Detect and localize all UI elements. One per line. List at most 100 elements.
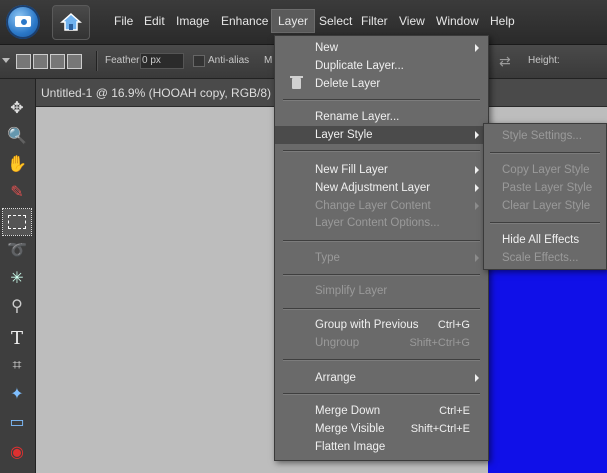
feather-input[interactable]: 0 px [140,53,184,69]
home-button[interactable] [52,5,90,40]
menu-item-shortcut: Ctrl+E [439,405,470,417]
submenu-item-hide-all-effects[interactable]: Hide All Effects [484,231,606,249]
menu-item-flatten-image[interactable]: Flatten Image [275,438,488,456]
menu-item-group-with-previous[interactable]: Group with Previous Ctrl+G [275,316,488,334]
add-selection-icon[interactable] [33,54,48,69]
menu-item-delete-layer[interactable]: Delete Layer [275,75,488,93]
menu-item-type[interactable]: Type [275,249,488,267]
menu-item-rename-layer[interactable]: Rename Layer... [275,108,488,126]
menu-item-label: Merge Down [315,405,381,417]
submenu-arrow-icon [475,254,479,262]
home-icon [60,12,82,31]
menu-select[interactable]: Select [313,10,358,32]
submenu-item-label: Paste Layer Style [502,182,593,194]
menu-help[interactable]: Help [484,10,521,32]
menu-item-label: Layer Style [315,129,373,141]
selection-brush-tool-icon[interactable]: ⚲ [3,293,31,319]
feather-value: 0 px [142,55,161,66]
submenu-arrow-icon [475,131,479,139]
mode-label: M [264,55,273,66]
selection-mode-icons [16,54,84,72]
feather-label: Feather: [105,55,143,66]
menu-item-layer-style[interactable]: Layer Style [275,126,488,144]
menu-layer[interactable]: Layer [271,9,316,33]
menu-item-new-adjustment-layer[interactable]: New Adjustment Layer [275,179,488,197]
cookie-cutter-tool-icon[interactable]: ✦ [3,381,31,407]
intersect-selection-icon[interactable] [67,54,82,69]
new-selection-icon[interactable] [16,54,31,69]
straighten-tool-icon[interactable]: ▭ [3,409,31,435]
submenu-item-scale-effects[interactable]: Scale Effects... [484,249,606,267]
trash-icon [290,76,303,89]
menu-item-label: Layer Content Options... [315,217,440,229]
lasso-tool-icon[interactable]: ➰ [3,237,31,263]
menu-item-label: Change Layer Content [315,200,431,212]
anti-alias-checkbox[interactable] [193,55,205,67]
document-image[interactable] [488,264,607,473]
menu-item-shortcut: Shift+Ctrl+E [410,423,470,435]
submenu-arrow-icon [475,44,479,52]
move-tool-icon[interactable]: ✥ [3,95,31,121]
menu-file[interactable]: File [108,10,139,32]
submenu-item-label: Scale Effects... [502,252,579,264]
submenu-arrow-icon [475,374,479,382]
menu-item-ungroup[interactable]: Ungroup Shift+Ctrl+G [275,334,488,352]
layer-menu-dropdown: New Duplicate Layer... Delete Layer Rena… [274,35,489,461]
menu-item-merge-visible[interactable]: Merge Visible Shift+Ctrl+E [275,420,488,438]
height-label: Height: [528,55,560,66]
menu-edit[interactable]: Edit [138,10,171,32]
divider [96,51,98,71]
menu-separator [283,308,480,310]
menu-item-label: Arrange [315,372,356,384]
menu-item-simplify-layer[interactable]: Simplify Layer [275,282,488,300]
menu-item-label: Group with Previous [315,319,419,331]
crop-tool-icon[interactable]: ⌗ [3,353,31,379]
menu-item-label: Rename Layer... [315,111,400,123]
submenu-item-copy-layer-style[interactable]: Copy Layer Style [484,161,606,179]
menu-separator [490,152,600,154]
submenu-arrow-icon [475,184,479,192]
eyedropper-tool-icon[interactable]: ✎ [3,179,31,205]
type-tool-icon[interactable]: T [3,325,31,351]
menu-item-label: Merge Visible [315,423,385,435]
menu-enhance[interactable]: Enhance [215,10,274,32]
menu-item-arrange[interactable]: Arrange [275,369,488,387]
========================================================================
→ TASK PROMPT
Rewrite the lines above, replacing every "Layer Style" with "Layer Effects" and leaving everything else unchanged. Leave the picture out.

→ ANSWER BELOW
Detect and localize all UI elements. One per line. List at most 100 elements.
feather-input[interactable]: 0 px [140,53,184,69]
home-button[interactable] [52,5,90,40]
menu-item-shortcut: Ctrl+E [439,405,470,417]
submenu-item-hide-all-effects[interactable]: Hide All Effects [484,231,606,249]
menu-item-flatten-image[interactable]: Flatten Image [275,438,488,456]
menu-item-group-with-previous[interactable]: Group with Previous Ctrl+G [275,316,488,334]
add-selection-icon[interactable] [33,54,48,69]
menu-item-delete-layer[interactable]: Delete Layer [275,75,488,93]
menu-item-type[interactable]: Type [275,249,488,267]
menu-item-rename-layer[interactable]: Rename Layer... [275,108,488,126]
menu-item-label: Merge Down [315,405,381,417]
submenu-arrow-icon [475,254,479,262]
home-icon [60,12,82,31]
menu-select[interactable]: Select [313,10,358,32]
submenu-item-label: Paste Layer Effects [502,182,593,194]
menu-help[interactable]: Help [484,10,521,32]
menu-item-label: Layer Effects [315,129,373,141]
selection-brush-tool-icon[interactable]: ⚲ [3,293,31,319]
feather-value: 0 px [142,55,161,66]
submenu-arrow-icon [475,131,479,139]
mode-label: M [264,55,273,66]
selection-mode-icons [16,54,84,72]
feather-label: Feather: [105,55,143,66]
menu-item-layer-style[interactable]: Layer Effects [275,126,488,144]
menu-layer[interactable]: Layer [271,9,316,33]
menu-item-new-adjustment-layer[interactable]: New Adjustment Layer [275,179,488,197]
cookie-cutter-tool-icon[interactable]: ✦ [3,381,31,407]
intersect-selection-icon[interactable] [67,54,82,69]
new-selection-icon[interactable] [16,54,31,69]
straighten-tool-icon[interactable]: ▭ [3,409,31,435]
submenu-item-scale-effects[interactable]: Scale Effects... [484,249,606,267]
trash-icon [290,76,303,89]
menu-item-label: Layer Content Options... [315,217,440,229]
lasso-tool-icon[interactable]: ➰ [3,237,31,263]
menu-item-label: Change Layer Content [315,200,431,212]
anti-alias-checkbox[interactable] [193,55,205,67]
document-image[interactable] [488,264,607,473]
menu-item-shortcut: Shift+Ctrl+E [410,423,470,435]
submenu-arrow-icon [475,44,479,52]
move-tool-icon[interactable]: ✥ [3,95,31,121]
menu-file[interactable]: File [108,10,139,32]
submenu-item-label: Scale Effects... [502,252,579,264]
submenu-arrow-icon [475,374,479,382]
menu-item-ungroup[interactable]: Ungroup Shift+Ctrl+G [275,334,488,352]
layer-menu-dropdown: New Duplicate Layer... Delete Layer Rena… [274,35,489,461]
menu-item-merge-visible[interactable]: Merge Visible Shift+Ctrl+E [275,420,488,438]
height-label: Height: [528,55,560,66]
menu-edit[interactable]: Edit [138,10,171,32]
divider [96,51,98,71]
menu-separator [283,308,480,310]
menu-item-label: Arrange [315,372,356,384]
menu-item-simplify-layer[interactable]: Simplify Layer [275,282,488,300]
menu-item-label: Group with Previous [315,319,419,331]
crop-tool-icon[interactable]: ⌗ [3,353,31,379]
menu-item-label: Rename Layer... [315,111,400,123]
submenu-item-copy-layer-style[interactable]: Copy Layer Effects [484,161,606,179]
menu-separator [490,152,600,154]
submenu-arrow-icon [475,184,479,192]
eyedropper-tool-icon[interactable]: ✎ [3,179,31,205]
type-tool-icon[interactable]: T [3,325,31,351]
menu-item-label: Merge Visible [315,423,385,435]
menu-enhance[interactable]: Enhance [215,10,274,32]
menu-item-arrange[interactable]: Arrange [275,369,488,387]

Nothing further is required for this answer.